> _AIM_
Filter the entries below, keeping only lines with the word "when".

> _PROVIDED MATERIAL_
# # #

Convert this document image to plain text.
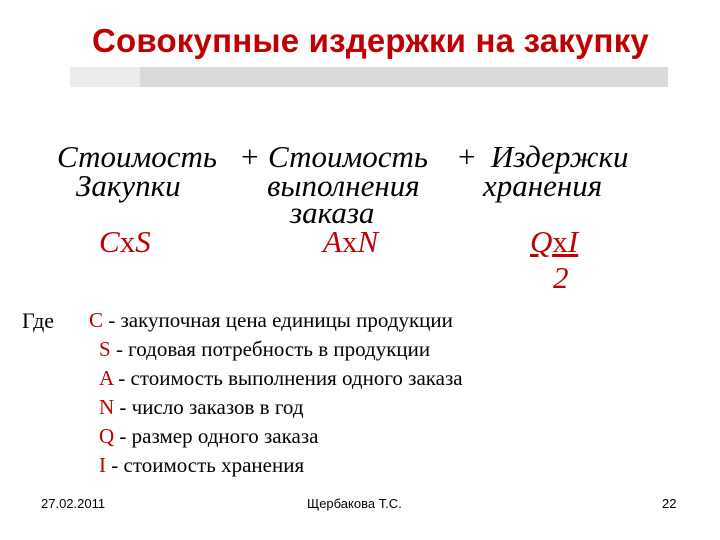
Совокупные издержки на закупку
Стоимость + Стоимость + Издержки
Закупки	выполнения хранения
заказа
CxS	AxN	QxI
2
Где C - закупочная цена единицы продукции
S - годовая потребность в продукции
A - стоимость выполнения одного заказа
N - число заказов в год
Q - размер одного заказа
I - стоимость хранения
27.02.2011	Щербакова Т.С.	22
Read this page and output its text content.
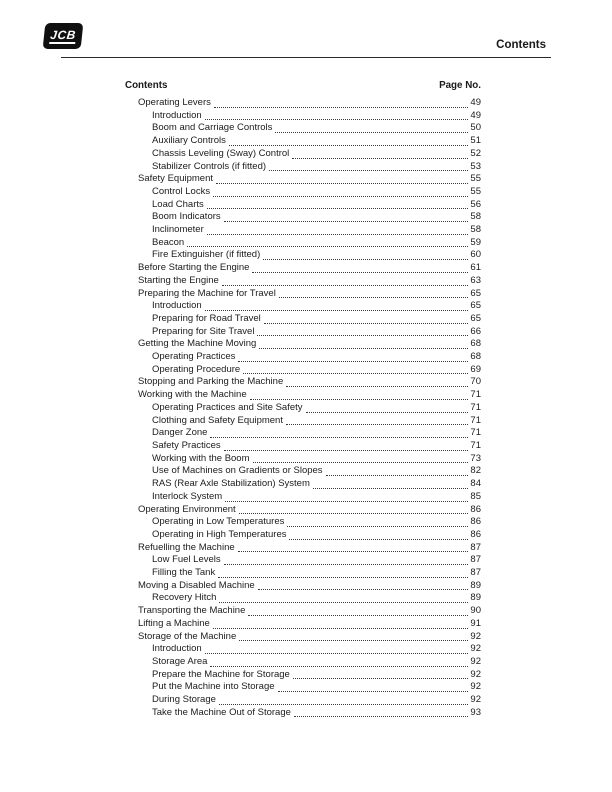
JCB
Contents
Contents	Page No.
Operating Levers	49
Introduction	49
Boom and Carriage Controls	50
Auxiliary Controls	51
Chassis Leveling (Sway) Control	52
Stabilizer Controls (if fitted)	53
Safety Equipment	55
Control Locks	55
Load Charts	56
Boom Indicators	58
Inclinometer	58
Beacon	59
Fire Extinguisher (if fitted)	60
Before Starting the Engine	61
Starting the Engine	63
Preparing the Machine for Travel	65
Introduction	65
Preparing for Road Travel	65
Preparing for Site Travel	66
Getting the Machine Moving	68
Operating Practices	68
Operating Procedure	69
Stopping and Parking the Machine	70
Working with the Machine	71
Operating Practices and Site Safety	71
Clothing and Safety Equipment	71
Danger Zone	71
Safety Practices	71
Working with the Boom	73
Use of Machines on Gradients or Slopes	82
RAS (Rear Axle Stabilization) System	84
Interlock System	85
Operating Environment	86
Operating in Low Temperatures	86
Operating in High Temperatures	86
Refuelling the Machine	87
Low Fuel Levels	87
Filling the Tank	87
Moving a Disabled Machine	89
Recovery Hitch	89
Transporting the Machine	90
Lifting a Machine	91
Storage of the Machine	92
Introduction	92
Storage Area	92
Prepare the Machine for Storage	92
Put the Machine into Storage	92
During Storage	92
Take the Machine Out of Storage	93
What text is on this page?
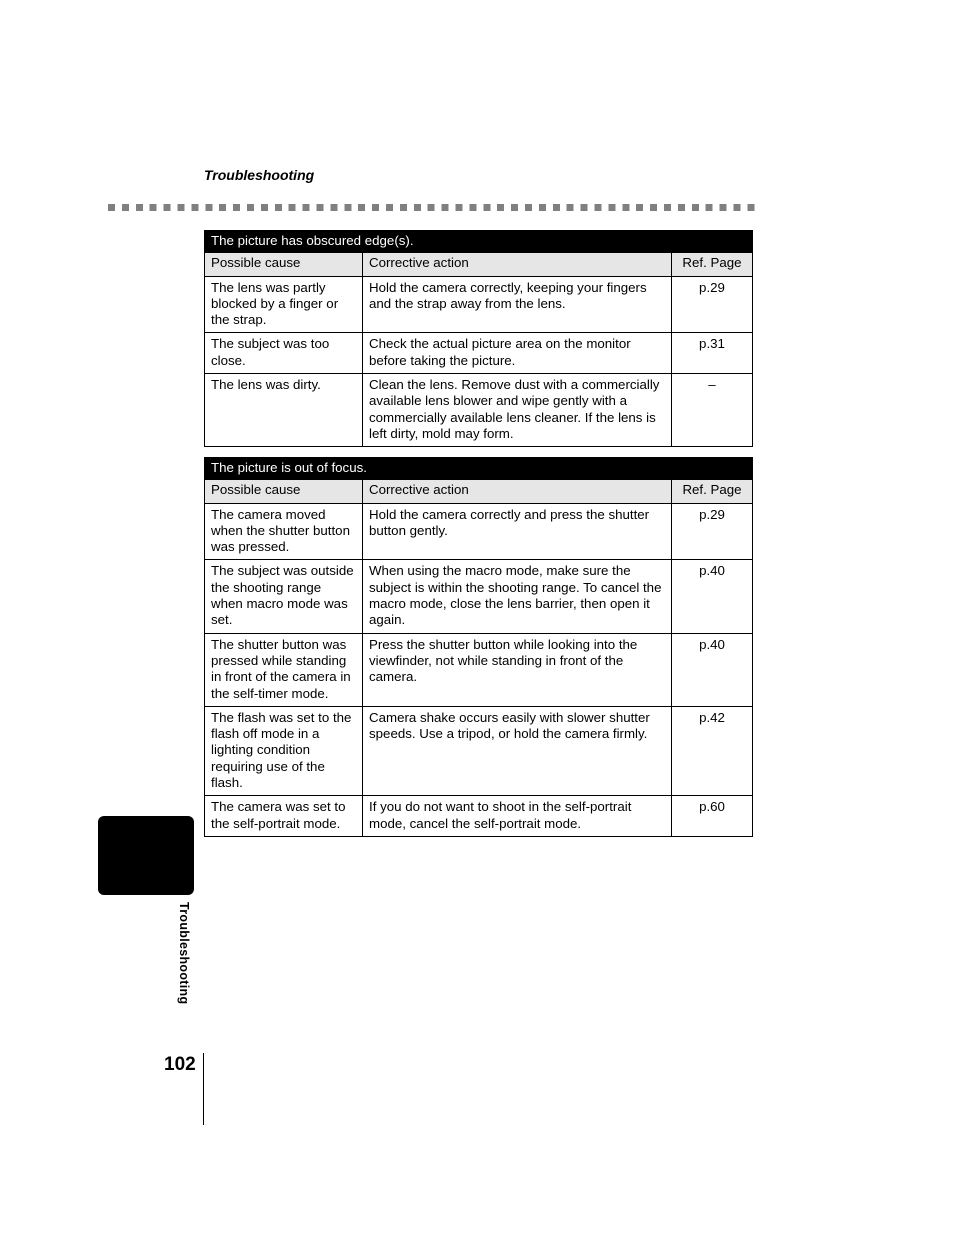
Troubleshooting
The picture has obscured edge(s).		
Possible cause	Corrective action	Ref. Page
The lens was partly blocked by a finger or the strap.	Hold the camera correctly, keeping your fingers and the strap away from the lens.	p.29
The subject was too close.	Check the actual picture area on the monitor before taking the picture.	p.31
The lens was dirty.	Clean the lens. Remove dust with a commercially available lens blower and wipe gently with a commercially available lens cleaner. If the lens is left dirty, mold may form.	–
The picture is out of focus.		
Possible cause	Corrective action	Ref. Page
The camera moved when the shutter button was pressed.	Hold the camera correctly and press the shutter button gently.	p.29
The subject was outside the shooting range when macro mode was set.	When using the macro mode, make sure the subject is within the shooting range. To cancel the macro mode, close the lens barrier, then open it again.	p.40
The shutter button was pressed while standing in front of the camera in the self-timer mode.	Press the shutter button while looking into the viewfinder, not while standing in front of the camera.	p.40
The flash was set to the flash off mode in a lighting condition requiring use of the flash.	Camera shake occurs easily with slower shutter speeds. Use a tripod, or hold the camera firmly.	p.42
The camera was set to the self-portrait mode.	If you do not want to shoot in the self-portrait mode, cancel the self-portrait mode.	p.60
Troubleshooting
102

# # #

> _THE RESPONSE_
The camera moved when the shutter button was pressed.	Hold the camera correctly and press the shutter button gently.	p.29
The subject was outside the shooting range when macro mode was set.	When using the macro mode, make sure the subject is within the shooting range. To cancel the macro mode, close the lens barrier, then open it again.	p.40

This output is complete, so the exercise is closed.